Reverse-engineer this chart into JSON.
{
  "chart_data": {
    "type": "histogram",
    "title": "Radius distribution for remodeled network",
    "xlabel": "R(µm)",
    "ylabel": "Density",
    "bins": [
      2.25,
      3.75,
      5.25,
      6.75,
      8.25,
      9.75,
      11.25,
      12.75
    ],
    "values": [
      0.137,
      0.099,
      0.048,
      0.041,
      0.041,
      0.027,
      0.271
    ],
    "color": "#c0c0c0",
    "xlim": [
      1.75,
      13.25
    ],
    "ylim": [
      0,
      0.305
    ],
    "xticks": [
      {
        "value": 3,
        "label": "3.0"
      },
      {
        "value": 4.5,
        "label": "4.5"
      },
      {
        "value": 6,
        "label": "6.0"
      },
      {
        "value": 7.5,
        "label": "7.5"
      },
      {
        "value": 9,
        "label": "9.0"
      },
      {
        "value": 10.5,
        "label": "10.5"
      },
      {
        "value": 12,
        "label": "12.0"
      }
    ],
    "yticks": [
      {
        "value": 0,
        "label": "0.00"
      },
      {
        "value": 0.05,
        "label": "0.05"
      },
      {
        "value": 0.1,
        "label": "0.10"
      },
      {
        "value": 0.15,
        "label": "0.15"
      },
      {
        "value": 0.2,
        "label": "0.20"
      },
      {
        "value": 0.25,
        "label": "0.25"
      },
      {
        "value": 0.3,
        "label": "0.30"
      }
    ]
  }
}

## [Short task]
Write out each line of the data above again, exactly as given.

## [Expected output]
Reverse-engineer this chart into JSON.
{
  "chart_data": {
    "type": "histogram",
    "title": "Radius distribution for remodeled network",
    "xlabel": "R(µm)",
    "ylabel": "Density",
    "bins": [
      2.25,
      3.75,
      5.25,
      6.75,
      8.25,
      9.75,
      11.25,
      12.75
    ],
    "values": [
      0.137,
      0.099,
      0.048,
      0.041,
      0.041,
      0.027,
      0.271
    ],
    "color": "#c0c0c0",
    "xlim": [
      1.75,
      13.25
    ],
    "ylim": [
      0,
      0.305
    ],
    "xticks": [
      {
        "value": 3,
        "label": "3.0"
      },
      {
        "value": 4.5,
        "label": "4.5"
      },
      {
        "value": 6,
        "label": "6.0"
      },
      {
        "value": 7.5,
        "label": "7.5"
      },
      {
        "value": 9,
        "label": "9.0"
      },
      {
        "value": 10.5,
        "label": "10.5"
      },
      {
        "value": 12,
        "label": "12.0"
      }
    ],
    "yticks": [
      {
        "value": 0,
        "label": "0.00"
      },
      {
        "value": 0.05,
        "label": "0.05"
      },
      {
        "value": 0.1,
        "label": "0.10"
      },
      {
        "value": 0.15,
        "label": "0.15"
      },
      {
        "value": 0.2,
        "label": "0.20"
      },
      {
        "value": 0.25,
        "label": "0.25"
      },
      {
        "value": 0.3,
        "label": "0.30"
      }
    ]
  }
}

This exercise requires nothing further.